===== GIVEN RECORDS =====
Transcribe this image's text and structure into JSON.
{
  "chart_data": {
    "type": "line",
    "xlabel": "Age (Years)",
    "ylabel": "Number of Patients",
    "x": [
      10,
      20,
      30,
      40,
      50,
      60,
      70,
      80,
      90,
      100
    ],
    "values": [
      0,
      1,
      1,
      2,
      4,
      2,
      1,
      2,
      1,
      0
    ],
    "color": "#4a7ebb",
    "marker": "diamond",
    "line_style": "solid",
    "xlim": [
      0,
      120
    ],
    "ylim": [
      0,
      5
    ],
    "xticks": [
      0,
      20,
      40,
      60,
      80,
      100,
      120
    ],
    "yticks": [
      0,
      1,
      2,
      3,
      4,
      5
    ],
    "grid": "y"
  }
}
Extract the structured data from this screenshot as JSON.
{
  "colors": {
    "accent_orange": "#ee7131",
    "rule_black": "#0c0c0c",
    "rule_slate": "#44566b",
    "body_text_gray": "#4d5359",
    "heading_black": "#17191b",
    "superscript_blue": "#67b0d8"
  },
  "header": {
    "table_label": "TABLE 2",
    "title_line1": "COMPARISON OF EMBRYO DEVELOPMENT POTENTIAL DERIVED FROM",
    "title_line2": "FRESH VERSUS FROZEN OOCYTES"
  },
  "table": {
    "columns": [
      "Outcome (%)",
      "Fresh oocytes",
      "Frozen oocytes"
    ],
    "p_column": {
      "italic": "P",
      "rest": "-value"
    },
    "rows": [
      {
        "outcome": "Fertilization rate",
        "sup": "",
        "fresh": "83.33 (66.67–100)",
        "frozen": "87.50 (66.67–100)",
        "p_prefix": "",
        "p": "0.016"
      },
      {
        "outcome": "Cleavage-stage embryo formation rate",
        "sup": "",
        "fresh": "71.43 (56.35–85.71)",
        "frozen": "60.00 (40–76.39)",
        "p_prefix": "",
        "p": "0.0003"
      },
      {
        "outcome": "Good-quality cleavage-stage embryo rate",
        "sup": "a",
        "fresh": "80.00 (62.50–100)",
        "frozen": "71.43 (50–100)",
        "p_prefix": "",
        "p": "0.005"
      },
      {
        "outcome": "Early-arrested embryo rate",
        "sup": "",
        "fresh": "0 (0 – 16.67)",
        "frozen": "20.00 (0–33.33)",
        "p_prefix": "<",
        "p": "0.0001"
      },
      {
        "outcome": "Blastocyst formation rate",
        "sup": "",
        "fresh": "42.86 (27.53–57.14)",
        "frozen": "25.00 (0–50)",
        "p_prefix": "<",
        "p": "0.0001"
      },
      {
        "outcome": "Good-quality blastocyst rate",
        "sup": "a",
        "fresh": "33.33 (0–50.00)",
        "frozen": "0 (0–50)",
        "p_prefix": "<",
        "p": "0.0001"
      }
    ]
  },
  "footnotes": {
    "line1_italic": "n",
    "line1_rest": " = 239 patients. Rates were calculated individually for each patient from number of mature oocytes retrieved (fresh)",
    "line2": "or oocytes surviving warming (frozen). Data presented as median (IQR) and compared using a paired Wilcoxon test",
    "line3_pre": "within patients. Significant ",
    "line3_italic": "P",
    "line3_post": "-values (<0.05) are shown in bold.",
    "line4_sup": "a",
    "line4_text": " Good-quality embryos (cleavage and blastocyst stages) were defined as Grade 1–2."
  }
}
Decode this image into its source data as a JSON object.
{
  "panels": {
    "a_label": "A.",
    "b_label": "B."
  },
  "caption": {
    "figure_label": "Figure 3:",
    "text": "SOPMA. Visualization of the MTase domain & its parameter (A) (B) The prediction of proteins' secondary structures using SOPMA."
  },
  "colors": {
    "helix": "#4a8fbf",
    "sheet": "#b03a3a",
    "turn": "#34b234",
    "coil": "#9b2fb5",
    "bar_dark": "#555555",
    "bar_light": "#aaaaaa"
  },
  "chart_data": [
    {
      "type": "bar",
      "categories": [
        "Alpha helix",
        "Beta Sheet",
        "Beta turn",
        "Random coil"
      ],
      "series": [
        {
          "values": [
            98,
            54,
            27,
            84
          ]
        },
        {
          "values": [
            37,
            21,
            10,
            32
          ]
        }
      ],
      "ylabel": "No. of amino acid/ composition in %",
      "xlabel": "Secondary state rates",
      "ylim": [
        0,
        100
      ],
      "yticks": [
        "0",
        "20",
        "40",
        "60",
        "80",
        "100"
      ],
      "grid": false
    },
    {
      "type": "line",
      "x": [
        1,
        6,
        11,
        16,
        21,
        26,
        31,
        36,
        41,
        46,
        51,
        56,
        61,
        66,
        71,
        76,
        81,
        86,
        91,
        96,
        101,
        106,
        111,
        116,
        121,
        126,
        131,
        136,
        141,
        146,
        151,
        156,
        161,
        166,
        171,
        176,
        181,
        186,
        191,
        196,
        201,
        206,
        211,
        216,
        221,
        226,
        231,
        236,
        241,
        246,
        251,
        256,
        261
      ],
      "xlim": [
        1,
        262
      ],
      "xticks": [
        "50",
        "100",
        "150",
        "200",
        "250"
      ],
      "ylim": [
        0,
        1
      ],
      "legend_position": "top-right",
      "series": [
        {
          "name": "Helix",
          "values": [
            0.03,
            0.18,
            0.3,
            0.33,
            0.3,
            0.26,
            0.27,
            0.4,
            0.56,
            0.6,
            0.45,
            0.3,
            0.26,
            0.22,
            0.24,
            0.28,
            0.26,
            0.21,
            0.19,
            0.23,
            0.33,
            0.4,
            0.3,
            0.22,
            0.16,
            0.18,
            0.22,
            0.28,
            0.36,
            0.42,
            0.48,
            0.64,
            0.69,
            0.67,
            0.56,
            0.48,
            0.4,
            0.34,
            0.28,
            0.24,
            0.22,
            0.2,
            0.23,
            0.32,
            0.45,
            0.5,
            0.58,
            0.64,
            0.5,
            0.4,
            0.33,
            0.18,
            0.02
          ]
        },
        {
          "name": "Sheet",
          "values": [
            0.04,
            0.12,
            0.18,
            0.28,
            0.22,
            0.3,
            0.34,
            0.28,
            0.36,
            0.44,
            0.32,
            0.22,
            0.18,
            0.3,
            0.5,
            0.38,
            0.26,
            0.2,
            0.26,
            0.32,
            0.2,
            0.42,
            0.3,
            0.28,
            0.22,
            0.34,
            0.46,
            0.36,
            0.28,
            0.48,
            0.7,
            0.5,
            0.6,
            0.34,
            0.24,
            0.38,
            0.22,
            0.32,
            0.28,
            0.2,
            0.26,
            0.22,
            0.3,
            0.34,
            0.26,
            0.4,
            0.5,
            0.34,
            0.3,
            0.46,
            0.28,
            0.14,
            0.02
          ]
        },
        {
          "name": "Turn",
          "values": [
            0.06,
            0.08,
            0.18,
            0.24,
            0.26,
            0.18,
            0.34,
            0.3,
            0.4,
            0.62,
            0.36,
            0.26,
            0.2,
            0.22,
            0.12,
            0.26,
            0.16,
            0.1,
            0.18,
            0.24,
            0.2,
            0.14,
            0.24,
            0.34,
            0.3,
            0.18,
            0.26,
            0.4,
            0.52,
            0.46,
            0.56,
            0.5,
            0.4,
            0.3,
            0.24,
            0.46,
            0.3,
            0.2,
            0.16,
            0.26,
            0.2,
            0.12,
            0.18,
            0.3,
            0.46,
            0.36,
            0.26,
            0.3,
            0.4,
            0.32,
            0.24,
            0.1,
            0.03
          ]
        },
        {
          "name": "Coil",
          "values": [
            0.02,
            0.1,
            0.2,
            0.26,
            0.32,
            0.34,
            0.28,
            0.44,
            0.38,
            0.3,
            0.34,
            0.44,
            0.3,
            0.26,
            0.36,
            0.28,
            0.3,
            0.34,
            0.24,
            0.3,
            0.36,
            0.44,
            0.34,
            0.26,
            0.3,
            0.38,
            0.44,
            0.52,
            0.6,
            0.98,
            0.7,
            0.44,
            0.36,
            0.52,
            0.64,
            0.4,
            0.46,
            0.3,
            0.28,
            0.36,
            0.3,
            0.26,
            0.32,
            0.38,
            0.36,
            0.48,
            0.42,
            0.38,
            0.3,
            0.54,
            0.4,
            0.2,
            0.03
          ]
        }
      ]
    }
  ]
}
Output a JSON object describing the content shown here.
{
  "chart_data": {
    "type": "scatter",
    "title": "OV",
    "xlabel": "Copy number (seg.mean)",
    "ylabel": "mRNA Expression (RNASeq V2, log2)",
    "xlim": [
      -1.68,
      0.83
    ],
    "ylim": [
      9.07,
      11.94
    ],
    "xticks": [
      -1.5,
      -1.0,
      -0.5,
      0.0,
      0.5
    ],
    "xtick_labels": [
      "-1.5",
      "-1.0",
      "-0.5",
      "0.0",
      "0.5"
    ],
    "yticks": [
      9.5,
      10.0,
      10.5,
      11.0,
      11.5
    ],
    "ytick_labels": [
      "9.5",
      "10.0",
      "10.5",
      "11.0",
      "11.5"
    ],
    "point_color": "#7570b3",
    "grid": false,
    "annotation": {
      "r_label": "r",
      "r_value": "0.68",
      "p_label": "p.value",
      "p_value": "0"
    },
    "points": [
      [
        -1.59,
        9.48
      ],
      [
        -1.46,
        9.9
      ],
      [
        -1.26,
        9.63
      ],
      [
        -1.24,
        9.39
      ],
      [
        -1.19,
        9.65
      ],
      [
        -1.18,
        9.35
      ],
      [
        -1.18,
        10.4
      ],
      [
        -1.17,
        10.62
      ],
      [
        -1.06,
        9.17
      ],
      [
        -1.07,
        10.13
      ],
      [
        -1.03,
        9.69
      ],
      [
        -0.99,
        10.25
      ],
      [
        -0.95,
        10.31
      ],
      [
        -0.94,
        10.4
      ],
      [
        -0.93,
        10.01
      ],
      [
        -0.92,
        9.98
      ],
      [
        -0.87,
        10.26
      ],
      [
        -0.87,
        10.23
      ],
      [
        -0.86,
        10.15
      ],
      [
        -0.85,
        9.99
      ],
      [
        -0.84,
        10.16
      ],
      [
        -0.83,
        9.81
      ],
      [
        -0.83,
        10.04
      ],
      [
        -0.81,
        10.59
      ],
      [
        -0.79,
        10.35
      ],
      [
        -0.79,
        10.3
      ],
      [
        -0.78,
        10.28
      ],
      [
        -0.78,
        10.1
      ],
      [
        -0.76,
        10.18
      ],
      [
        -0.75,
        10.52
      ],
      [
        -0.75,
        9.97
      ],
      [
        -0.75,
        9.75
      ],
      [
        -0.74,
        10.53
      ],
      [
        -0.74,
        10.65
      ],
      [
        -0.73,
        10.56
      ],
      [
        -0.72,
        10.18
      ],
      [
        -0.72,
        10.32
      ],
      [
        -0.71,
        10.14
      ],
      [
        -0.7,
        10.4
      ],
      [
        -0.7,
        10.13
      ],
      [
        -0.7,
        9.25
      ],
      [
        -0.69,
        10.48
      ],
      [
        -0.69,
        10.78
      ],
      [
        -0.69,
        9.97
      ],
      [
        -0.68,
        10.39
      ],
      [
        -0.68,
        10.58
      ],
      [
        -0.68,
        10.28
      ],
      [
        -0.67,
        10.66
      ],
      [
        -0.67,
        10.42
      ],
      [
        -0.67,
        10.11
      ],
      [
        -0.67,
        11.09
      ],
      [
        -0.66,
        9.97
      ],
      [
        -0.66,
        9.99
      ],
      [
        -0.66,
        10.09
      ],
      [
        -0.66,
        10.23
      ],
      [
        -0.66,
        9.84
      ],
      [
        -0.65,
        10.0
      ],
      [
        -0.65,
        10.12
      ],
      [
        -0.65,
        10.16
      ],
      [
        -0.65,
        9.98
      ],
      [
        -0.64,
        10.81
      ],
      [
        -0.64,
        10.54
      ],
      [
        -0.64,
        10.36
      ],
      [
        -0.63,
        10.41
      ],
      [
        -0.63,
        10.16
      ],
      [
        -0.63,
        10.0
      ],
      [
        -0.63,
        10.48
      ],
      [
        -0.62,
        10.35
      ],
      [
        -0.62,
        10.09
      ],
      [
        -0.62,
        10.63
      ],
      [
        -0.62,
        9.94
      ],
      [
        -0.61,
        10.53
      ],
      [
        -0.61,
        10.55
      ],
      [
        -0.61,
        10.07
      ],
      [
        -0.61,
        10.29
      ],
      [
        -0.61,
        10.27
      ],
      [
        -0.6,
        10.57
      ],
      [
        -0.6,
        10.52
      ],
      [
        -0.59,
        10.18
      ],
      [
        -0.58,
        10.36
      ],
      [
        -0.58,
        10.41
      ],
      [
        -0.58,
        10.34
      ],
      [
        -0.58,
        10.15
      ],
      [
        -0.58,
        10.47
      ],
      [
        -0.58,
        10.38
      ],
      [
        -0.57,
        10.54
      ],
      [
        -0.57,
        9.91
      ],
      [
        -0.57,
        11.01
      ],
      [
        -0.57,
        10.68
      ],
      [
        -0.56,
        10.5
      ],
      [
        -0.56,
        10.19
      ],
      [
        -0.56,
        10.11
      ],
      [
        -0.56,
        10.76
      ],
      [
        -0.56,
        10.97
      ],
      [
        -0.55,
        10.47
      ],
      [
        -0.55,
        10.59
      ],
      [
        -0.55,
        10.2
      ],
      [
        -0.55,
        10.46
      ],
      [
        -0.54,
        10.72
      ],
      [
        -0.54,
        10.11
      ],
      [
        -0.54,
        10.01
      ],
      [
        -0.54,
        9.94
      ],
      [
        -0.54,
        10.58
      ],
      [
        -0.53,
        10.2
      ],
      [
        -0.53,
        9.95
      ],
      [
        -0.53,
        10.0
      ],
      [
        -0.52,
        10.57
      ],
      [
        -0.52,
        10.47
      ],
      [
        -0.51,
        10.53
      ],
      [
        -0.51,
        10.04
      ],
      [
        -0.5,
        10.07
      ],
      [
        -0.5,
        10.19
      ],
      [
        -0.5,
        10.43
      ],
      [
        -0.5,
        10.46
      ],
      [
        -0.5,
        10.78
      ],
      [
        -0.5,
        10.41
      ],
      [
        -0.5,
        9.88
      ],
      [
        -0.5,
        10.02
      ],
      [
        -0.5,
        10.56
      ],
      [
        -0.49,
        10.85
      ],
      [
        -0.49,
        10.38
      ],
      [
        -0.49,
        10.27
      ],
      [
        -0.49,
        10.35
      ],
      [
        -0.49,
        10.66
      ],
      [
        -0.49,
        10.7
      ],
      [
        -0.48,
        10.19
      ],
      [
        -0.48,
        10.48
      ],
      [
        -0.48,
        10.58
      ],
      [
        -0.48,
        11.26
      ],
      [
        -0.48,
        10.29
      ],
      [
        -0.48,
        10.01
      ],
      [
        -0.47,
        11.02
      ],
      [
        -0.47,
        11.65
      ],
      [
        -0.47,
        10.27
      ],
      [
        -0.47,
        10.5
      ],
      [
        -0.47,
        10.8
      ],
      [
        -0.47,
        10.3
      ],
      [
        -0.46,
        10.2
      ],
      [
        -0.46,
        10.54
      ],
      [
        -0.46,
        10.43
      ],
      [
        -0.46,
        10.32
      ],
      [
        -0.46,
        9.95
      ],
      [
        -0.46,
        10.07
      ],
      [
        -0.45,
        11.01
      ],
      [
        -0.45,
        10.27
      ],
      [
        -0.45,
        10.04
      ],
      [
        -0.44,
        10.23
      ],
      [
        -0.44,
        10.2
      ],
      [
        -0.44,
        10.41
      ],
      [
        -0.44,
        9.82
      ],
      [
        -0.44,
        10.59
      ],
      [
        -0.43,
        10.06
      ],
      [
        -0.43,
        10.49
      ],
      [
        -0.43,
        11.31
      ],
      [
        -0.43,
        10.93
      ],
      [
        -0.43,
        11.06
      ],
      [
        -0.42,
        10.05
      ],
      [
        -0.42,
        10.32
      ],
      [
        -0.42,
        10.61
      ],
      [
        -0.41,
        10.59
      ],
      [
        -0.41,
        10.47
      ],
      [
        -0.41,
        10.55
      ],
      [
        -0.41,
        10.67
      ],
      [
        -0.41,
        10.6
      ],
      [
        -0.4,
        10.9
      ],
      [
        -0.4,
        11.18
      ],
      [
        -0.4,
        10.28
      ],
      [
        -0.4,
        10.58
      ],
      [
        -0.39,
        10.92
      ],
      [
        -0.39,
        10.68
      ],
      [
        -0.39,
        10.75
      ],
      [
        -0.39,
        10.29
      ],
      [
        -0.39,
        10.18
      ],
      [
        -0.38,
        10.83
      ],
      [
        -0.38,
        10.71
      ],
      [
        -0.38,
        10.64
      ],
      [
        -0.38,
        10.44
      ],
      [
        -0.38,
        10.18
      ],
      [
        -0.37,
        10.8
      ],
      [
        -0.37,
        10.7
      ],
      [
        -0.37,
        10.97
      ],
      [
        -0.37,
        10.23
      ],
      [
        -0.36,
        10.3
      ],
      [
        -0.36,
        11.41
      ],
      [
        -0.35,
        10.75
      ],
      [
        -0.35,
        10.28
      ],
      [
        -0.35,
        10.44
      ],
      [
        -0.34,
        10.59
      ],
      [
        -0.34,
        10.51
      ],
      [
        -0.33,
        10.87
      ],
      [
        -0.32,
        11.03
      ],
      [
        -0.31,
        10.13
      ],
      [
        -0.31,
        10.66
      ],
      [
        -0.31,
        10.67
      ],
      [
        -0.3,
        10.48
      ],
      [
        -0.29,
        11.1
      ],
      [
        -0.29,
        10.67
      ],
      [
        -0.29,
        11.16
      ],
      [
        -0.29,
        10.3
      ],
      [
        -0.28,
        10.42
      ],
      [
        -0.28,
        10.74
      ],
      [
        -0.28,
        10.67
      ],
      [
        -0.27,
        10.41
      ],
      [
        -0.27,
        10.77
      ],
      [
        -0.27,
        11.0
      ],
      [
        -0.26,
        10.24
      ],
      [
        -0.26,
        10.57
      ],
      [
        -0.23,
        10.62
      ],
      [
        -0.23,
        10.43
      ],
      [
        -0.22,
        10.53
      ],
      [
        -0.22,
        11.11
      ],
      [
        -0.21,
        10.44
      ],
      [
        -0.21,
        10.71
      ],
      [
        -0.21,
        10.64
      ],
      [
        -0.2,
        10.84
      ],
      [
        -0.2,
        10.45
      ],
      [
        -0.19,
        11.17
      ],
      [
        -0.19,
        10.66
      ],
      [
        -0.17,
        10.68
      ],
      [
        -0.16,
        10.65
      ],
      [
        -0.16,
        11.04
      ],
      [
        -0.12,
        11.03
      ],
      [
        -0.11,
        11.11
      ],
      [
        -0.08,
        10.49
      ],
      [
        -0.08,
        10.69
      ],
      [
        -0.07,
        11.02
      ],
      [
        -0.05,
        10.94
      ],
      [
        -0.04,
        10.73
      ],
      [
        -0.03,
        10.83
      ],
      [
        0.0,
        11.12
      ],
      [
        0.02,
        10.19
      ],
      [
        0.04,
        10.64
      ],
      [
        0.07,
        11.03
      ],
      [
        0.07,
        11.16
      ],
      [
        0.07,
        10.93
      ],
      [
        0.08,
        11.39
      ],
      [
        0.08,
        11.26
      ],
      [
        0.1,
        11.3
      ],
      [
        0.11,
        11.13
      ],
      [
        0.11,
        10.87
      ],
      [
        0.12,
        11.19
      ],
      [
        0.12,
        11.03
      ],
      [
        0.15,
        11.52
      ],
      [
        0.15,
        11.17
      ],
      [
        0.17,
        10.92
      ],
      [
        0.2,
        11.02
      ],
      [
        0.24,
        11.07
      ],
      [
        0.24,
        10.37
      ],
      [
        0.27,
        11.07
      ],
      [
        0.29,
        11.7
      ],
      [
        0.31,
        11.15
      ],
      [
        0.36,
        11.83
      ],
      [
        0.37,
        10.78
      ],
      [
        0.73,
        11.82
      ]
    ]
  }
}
=====
Where a line in the records above includes the string "this", show it.

TASK RESULT ->
Transcribe this image's text and structure into JSON.
Extract the structured data from this screenshot as JSON.
Decode this image into its source data as a JSON object.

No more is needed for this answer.